Written instruction ▸
Copy out each line exactly as it appears.

Material shown ▸
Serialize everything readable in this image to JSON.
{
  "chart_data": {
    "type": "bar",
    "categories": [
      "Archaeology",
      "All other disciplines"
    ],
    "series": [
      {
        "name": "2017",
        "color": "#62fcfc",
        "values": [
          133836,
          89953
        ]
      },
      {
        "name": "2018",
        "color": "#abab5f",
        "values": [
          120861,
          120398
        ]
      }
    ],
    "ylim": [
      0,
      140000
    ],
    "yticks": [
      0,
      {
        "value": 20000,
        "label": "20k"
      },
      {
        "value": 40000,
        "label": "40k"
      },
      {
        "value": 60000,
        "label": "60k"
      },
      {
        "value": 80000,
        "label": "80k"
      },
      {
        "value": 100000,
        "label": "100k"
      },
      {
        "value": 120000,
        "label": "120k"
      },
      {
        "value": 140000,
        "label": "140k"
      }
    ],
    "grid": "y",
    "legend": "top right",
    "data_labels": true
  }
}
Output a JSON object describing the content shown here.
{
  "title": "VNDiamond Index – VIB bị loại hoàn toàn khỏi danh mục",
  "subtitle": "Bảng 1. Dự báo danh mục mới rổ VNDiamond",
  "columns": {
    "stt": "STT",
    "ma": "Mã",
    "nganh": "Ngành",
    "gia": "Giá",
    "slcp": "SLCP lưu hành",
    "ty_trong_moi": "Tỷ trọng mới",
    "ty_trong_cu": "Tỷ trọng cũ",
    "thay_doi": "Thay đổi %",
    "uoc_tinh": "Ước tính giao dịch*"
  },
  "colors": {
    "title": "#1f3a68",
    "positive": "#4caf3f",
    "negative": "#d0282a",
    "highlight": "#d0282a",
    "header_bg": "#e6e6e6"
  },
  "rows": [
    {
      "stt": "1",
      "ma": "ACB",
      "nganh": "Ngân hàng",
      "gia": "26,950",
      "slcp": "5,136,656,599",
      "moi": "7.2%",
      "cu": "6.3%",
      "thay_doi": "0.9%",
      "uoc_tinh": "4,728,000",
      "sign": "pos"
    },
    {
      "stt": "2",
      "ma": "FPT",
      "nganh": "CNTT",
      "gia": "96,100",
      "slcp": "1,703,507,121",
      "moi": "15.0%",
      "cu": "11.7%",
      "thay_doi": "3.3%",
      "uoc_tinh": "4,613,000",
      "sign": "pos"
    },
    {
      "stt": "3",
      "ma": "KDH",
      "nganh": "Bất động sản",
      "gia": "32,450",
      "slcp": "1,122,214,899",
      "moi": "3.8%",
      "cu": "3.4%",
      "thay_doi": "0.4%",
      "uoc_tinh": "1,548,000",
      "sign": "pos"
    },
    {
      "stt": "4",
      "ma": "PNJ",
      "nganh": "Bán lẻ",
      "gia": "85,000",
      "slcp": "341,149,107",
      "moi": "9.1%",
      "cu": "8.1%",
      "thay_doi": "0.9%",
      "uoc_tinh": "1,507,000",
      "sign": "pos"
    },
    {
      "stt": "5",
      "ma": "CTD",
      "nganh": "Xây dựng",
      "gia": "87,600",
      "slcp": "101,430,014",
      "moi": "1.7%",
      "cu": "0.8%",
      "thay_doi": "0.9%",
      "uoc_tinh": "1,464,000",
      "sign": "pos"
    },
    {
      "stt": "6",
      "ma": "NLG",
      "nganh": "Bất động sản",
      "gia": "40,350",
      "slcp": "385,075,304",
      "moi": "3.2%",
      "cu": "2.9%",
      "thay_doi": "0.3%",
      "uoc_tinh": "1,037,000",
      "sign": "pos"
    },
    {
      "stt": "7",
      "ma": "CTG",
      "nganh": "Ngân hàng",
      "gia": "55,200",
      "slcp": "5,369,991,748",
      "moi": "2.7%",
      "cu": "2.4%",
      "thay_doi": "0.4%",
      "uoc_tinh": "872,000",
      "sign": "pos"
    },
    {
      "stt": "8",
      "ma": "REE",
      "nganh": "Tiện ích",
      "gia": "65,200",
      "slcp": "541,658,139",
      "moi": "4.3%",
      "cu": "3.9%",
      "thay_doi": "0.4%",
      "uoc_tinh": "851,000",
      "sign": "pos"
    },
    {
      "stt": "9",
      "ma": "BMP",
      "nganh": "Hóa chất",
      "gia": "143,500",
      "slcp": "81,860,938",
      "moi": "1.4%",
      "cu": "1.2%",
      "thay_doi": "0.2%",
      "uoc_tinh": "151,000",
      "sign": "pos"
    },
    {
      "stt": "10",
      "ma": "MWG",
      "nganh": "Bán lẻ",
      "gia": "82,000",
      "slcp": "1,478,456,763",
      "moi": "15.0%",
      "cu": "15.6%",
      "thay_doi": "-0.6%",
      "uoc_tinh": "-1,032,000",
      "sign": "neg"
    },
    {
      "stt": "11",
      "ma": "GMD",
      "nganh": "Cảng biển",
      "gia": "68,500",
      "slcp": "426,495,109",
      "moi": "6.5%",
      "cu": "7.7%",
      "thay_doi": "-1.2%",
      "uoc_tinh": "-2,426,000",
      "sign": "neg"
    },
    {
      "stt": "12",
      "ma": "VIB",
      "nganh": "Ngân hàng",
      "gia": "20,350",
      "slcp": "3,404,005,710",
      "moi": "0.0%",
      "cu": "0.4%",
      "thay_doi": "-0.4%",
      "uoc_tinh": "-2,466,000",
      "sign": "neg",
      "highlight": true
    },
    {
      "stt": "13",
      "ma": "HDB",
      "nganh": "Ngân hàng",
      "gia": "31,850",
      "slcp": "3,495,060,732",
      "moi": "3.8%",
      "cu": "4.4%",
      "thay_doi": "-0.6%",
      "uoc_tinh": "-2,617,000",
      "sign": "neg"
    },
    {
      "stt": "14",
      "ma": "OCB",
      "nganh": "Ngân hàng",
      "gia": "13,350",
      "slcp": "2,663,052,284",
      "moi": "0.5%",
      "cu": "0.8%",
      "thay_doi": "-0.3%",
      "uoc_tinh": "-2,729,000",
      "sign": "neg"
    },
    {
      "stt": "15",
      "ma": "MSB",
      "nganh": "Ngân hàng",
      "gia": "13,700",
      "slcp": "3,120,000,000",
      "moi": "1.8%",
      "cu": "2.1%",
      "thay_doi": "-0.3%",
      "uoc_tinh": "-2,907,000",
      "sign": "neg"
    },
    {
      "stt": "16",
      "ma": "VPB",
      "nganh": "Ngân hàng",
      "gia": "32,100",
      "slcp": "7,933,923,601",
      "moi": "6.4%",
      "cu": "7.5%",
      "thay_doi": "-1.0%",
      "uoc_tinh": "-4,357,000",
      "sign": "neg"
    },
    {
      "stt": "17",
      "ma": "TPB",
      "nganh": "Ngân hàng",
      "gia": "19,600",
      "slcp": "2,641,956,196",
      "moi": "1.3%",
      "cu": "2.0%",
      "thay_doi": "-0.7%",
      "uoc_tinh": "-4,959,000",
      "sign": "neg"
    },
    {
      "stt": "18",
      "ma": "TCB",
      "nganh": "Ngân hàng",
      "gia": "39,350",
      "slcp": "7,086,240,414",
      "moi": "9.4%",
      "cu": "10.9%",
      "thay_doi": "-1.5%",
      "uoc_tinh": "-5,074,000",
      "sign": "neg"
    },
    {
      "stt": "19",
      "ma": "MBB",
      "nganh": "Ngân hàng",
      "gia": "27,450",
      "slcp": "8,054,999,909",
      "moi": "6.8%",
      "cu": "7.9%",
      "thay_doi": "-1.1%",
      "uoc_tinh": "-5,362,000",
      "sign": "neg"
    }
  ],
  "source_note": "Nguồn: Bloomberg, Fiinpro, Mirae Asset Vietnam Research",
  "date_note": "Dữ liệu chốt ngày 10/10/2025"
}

Solution ▸
Serialize everything readable in this image to JSON.
{
  "chart_data": {
    "type": "bar",
    "categories": [
      "Archaeology",
      "All other disciplines"
    ],
    "series": [
      {
        "name": "2017",
        "color": "#62fcfc",
        "values": [
          133836,
          89953
        ]
      },
      {
        "name": "2018",
        "color": "#abab5f",
        "values": [
          120861,
          120398
        ]
      }
    ],
    "ylim": [
      0,
      140000
    ],
    "yticks": [
      0,
      {
        "value": 20000,
        "label": "20k"
      },
      {
        "value": 40000,
        "label": "40k"
      },
      {
        "value": 60000,
        "label": "60k"
      },
      {
        "value": 80000,
        "label": "80k"
      },
      {
        "value": 100000,
        "label": "100k"
      },
      {
        "value": 120000,
        "label": "120k"
      },
      {
        "value": 140000,
        "label": "140k"
      }
    ],
    "grid": "y",
    "legend": "top right",
    "data_labels": true
  }
}
Output a JSON object describing the content shown here.
{
  "title": "VNDiamond Index – VIB bị loại hoàn toàn khỏi danh mục",
  "subtitle": "Bảng 1. Dự báo danh mục mới rổ VNDiamond",
  "columns": {
    "stt": "STT",
    "ma": "Mã",
    "nganh": "Ngành",
    "gia": "Giá",
    "slcp": "SLCP lưu hành",
    "ty_trong_moi": "Tỷ trọng mới",
    "ty_trong_cu": "Tỷ trọng cũ",
    "thay_doi": "Thay đổi %",
    "uoc_tinh": "Ước tính giao dịch*"
  },
  "colors": {
    "title": "#1f3a68",
    "positive": "#4caf3f",
    "negative": "#d0282a",
    "highlight": "#d0282a",
    "header_bg": "#e6e6e6"
  },
  "rows": [
    {
      "stt": "1",
      "ma": "ACB",
      "nganh": "Ngân hàng",
      "gia": "26,950",
      "slcp": "5,136,656,599",
      "moi": "7.2%",
      "cu": "6.3%",
      "thay_doi": "0.9%",
      "uoc_tinh": "4,728,000",
      "sign": "pos"
    },
    {
      "stt": "2",
      "ma": "FPT",
      "nganh": "CNTT",
      "gia": "96,100",
      "slcp": "1,703,507,121",
      "moi": "15.0%",
      "cu": "11.7%",
      "thay_doi": "3.3%",
      "uoc_tinh": "4,613,000",
      "sign": "pos"
    },
    {
      "stt": "3",
      "ma": "KDH",
      "nganh": "Bất động sản",
      "gia": "32,450",
      "slcp": "1,122,214,899",
      "moi": "3.8%",
      "cu": "3.4%",
      "thay_doi": "0.4%",
      "uoc_tinh": "1,548,000",
      "sign": "pos"
    },
    {
      "stt": "4",
      "ma": "PNJ",
      "nganh": "Bán lẻ",
      "gia": "85,000",
      "slcp": "341,149,107",
      "moi": "9.1%",
      "cu": "8.1%",
      "thay_doi": "0.9%",
      "uoc_tinh": "1,507,000",
      "sign": "pos"
    },
    {
      "stt": "5",
      "ma": "CTD",
      "nganh": "Xây dựng",
      "gia": "87,600",
      "slcp": "101,430,014",
      "moi": "1.7%",
      "cu": "0.8%",
      "thay_doi": "0.9%",
      "uoc_tinh": "1,464,000",
      "sign": "pos"
    },
    {
      "stt": "6",
      "ma": "NLG",
      "nganh": "Bất động sản",
      "gia": "40,350",
      "slcp": "385,075,304",
      "moi": "3.2%",
      "cu": "2.9%",
      "thay_doi": "0.3%",
      "uoc_tinh": "1,037,000",
      "sign": "pos"
    },
    {
      "stt": "7",
      "ma": "CTG",
      "nganh": "Ngân hàng",
      "gia": "55,200",
      "slcp": "5,369,991,748",
      "moi": "2.7%",
      "cu": "2.4%",
      "thay_doi": "0.4%",
      "uoc_tinh": "872,000",
      "sign": "pos"
    },
    {
      "stt": "8",
      "ma": "REE",
      "nganh": "Tiện ích",
      "gia": "65,200",
      "slcp": "541,658,139",
      "moi": "4.3%",
      "cu": "3.9%",
      "thay_doi": "0.4%",
      "uoc_tinh": "851,000",
      "sign": "pos"
    },
    {
      "stt": "9",
      "ma": "BMP",
      "nganh": "Hóa chất",
      "gia": "143,500",
      "slcp": "81,860,938",
      "moi": "1.4%",
      "cu": "1.2%",
      "thay_doi": "0.2%",
      "uoc_tinh": "151,000",
      "sign": "pos"
    },
    {
      "stt": "10",
      "ma": "MWG",
      "nganh": "Bán lẻ",
      "gia": "82,000",
      "slcp": "1,478,456,763",
      "moi": "15.0%",
      "cu": "15.6%",
      "thay_doi": "-0.6%",
      "uoc_tinh": "-1,032,000",
      "sign": "neg"
    },
    {
      "stt": "11",
      "ma": "GMD",
      "nganh": "Cảng biển",
      "gia": "68,500",
      "slcp": "426,495,109",
      "moi": "6.5%",
      "cu": "7.7%",
      "thay_doi": "-1.2%",
      "uoc_tinh": "-2,426,000",
      "sign": "neg"
    },
    {
      "stt": "12",
      "ma": "VIB",
      "nganh": "Ngân hàng",
      "gia": "20,350",
      "slcp": "3,404,005,710",
      "moi": "0.0%",
      "cu": "0.4%",
      "thay_doi": "-0.4%",
      "uoc_tinh": "-2,466,000",
      "sign": "neg",
      "highlight": true
    },
    {
      "stt": "13",
      "ma": "HDB",
      "nganh": "Ngân hàng",
      "gia": "31,850",
      "slcp": "3,495,060,732",
      "moi": "3.8%",
      "cu": "4.4%",
      "thay_doi": "-0.6%",
      "uoc_tinh": "-2,617,000",
      "sign": "neg"
    },
    {
      "stt": "14",
      "ma": "OCB",
      "nganh": "Ngân hàng",
      "gia": "13,350",
      "slcp": "2,663,052,284",
      "moi": "0.5%",
      "cu": "0.8%",
      "thay_doi": "-0.3%",
      "uoc_tinh": "-2,729,000",
      "sign": "neg"
    },
    {
      "stt": "15",
      "ma": "MSB",
      "nganh": "Ngân hàng",
      "gia": "13,700",
      "slcp": "3,120,000,000",
      "moi": "1.8%",
      "cu": "2.1%",
      "thay_doi": "-0.3%",
      "uoc_tinh": "-2,907,000",
      "sign": "neg"
    },
    {
      "stt": "16",
      "ma": "VPB",
      "nganh": "Ngân hàng",
      "gia": "32,100",
      "slcp": "7,933,923,601",
      "moi": "6.4%",
      "cu": "7.5%",
      "thay_doi": "-1.0%",
      "uoc_tinh": "-4,357,000",
      "sign": "neg"
    },
    {
      "stt": "17",
      "ma": "TPB",
      "nganh": "Ngân hàng",
      "gia": "19,600",
      "slcp": "2,641,956,196",
      "moi": "1.3%",
      "cu": "2.0%",
      "thay_doi": "-0.7%",
      "uoc_tinh": "-4,959,000",
      "sign": "neg"
    },
    {
      "stt": "18",
      "ma": "TCB",
      "nganh": "Ngân hàng",
      "gia": "39,350",
      "slcp": "7,086,240,414",
      "moi": "9.4%",
      "cu": "10.9%",
      "thay_doi": "-1.5%",
      "uoc_tinh": "-5,074,000",
      "sign": "neg"
    },
    {
      "stt": "19",
      "ma": "MBB",
      "nganh": "Ngân hàng",
      "gia": "27,450",
      "slcp": "8,054,999,909",
      "moi": "6.8%",
      "cu": "7.9%",
      "thay_doi": "-1.1%",
      "uoc_tinh": "-5,362,000",
      "sign": "neg"
    }
  ],
  "source_note": "Nguồn: Bloomberg, Fiinpro, Mirae Asset Vietnam Research",
  "date_note": "Dữ liệu chốt ngày 10/10/2025"
}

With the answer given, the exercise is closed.